Written task:
Reproduce the listing below verbatim.
# start of Supplied data
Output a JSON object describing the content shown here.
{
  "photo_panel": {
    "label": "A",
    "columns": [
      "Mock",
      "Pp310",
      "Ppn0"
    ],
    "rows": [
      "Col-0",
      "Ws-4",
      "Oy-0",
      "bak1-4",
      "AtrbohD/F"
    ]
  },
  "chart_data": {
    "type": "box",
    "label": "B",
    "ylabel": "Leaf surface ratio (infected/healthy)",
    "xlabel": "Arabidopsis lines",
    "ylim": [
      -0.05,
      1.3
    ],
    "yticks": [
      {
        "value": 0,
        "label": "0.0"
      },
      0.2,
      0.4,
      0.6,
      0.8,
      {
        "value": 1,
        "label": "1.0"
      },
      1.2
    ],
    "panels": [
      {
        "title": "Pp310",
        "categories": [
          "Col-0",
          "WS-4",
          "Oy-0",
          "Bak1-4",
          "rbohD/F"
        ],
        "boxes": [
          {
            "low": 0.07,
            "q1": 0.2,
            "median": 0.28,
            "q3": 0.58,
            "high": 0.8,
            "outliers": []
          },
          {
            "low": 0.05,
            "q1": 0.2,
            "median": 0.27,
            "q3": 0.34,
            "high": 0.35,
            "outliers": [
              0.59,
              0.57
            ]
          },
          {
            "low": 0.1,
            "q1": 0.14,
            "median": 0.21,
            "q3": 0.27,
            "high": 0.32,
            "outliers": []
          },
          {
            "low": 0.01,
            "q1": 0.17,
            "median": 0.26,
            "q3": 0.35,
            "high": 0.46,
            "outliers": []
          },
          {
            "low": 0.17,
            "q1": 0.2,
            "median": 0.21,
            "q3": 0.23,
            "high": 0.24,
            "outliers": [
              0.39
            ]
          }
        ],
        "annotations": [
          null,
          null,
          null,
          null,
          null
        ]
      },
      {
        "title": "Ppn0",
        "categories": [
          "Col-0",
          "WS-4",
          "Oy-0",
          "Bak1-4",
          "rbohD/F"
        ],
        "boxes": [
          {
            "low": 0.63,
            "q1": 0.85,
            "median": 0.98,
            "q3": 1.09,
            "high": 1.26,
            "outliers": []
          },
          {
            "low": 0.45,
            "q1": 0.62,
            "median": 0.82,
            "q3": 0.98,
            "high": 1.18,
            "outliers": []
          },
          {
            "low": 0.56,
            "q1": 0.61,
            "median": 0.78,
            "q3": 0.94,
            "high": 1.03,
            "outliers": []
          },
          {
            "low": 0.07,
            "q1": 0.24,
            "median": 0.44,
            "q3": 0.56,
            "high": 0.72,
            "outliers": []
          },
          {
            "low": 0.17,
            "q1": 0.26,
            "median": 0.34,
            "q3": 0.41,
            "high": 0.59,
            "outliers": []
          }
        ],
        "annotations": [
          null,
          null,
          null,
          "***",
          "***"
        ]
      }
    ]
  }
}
# end of Supplied data
Exercise answer:
Output a JSON object describing the content shown here.
{
  "photo_panel": {
    "label": "A",
    "columns": [
      "Mock",
      "Pp310",
      "Ppn0"
    ],
    "rows": [
      "Col-0",
      "Ws-4",
      "Oy-0",
      "bak1-4",
      "AtrbohD/F"
    ]
  },
  "chart_data": {
    "type": "box",
    "label": "B",
    "ylabel": "Leaf surface ratio (infected/healthy)",
    "xlabel": "Arabidopsis lines",
    "ylim": [
      -0.05,
      1.3
    ],
    "yticks": [
      {
        "value": 0,
        "label": "0.0"
      },
      0.2,
      0.4,
      0.6,
      0.8,
      {
        "value": 1,
        "label": "1.0"
      },
      1.2
    ],
    "panels": [
      {
        "title": "Pp310",
        "categories": [
          "Col-0",
          "WS-4",
          "Oy-0",
          "Bak1-4",
          "rbohD/F"
        ],
        "boxes": [
          {
            "low": 0.07,
            "q1": 0.2,
            "median": 0.28,
            "q3": 0.58,
            "high": 0.8,
            "outliers": []
          },
          {
            "low": 0.05,
            "q1": 0.2,
            "median": 0.27,
            "q3": 0.34,
            "high": 0.35,
            "outliers": [
              0.59,
              0.57
            ]
          },
          {
            "low": 0.1,
            "q1": 0.14,
            "median": 0.21,
            "q3": 0.27,
            "high": 0.32,
            "outliers": []
          },
          {
            "low": 0.01,
            "q1": 0.17,
            "median": 0.26,
            "q3": 0.35,
            "high": 0.46,
            "outliers": []
          },
          {
            "low": 0.17,
            "q1": 0.2,
            "median": 0.21,
            "q3": 0.23,
            "high": 0.24,
            "outliers": [
              0.39
            ]
          }
        ],
        "annotations": [
          null,
          null,
          null,
          null,
          null
        ]
      },
      {
        "title": "Ppn0",
        "categories": [
          "Col-0",
          "WS-4",
          "Oy-0",
          "Bak1-4",
          "rbohD/F"
        ],
        "boxes": [
          {
            "low": 0.63,
            "q1": 0.85,
            "median": 0.98,
            "q3": 1.09,
            "high": 1.26,
            "outliers": []
          },
          {
            "low": 0.45,
            "q1": 0.62,
            "median": 0.82,
            "q3": 0.98,
            "high": 1.18,
            "outliers": []
          },
          {
            "low": 0.56,
            "q1": 0.61,
            "median": 0.78,
            "q3": 0.94,
            "high": 1.03,
            "outliers": []
          },
          {
            "low": 0.07,
            "q1": 0.24,
            "median": 0.44,
            "q3": 0.56,
            "high": 0.72,
            "outliers": []
          },
          {
            "low": 0.17,
            "q1": 0.26,
            "median": 0.34,
            "q3": 0.41,
            "high": 0.59,
            "outliers": []
          }
        ],
        "annotations": [
          null,
          null,
          null,
          "***",
          "***"
        ]
      }
    ]
  }
}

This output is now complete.